• **Work to be completed**
Search the data for the word "aprobarea". Reproduce every line where it is found.

• **Collected data entries**
============

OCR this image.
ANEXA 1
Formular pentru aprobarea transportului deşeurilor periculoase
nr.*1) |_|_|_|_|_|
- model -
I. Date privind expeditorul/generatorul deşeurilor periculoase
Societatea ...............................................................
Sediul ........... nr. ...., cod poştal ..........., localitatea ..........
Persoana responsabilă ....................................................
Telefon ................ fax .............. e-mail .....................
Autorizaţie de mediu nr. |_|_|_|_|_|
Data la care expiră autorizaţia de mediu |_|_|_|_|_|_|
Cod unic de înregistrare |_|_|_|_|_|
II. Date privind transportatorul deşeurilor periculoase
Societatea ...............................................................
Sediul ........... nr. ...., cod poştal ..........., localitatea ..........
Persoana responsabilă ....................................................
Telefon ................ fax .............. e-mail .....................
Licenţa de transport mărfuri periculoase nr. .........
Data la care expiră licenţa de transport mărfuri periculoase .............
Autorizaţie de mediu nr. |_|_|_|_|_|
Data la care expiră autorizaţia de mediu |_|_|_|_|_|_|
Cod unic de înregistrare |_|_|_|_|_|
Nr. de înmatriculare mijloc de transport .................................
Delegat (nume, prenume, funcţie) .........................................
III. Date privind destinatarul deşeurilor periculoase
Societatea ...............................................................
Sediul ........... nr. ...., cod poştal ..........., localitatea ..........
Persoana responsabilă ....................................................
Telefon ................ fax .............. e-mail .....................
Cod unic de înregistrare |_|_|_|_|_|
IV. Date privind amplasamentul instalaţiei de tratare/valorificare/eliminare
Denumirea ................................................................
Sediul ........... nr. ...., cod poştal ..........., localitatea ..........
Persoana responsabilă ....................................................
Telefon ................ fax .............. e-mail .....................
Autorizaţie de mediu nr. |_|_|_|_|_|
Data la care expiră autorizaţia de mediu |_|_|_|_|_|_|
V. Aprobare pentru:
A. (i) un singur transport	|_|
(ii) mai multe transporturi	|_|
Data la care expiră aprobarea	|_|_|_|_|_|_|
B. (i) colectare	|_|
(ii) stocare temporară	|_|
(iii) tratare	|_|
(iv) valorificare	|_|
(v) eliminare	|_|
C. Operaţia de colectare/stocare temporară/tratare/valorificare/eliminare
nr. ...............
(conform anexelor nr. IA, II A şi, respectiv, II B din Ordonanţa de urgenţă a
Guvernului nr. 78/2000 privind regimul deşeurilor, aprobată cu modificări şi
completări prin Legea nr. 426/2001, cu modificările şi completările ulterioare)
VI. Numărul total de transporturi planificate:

============

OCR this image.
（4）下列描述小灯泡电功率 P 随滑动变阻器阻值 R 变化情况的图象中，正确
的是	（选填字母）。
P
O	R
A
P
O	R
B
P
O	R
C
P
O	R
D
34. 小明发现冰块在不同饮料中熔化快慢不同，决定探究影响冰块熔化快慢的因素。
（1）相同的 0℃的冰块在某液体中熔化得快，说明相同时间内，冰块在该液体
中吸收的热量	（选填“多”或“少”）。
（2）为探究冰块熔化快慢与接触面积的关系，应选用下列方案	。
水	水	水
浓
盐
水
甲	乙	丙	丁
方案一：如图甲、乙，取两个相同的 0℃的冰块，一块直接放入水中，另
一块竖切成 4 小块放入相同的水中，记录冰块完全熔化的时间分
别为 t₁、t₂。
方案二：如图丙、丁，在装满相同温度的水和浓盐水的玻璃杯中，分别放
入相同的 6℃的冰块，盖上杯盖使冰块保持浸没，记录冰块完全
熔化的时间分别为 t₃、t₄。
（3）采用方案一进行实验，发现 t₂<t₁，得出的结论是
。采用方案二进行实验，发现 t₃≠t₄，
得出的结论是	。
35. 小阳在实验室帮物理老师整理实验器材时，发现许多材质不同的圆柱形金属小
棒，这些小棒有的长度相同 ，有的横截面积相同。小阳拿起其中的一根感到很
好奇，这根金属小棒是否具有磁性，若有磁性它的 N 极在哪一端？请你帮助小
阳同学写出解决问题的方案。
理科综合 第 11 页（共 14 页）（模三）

============

• **Full answer**
Formular pentru aprobarea transportului deşeurilor periculoase
Data la care expiră aprobarea	|_|_|_|_|_|_|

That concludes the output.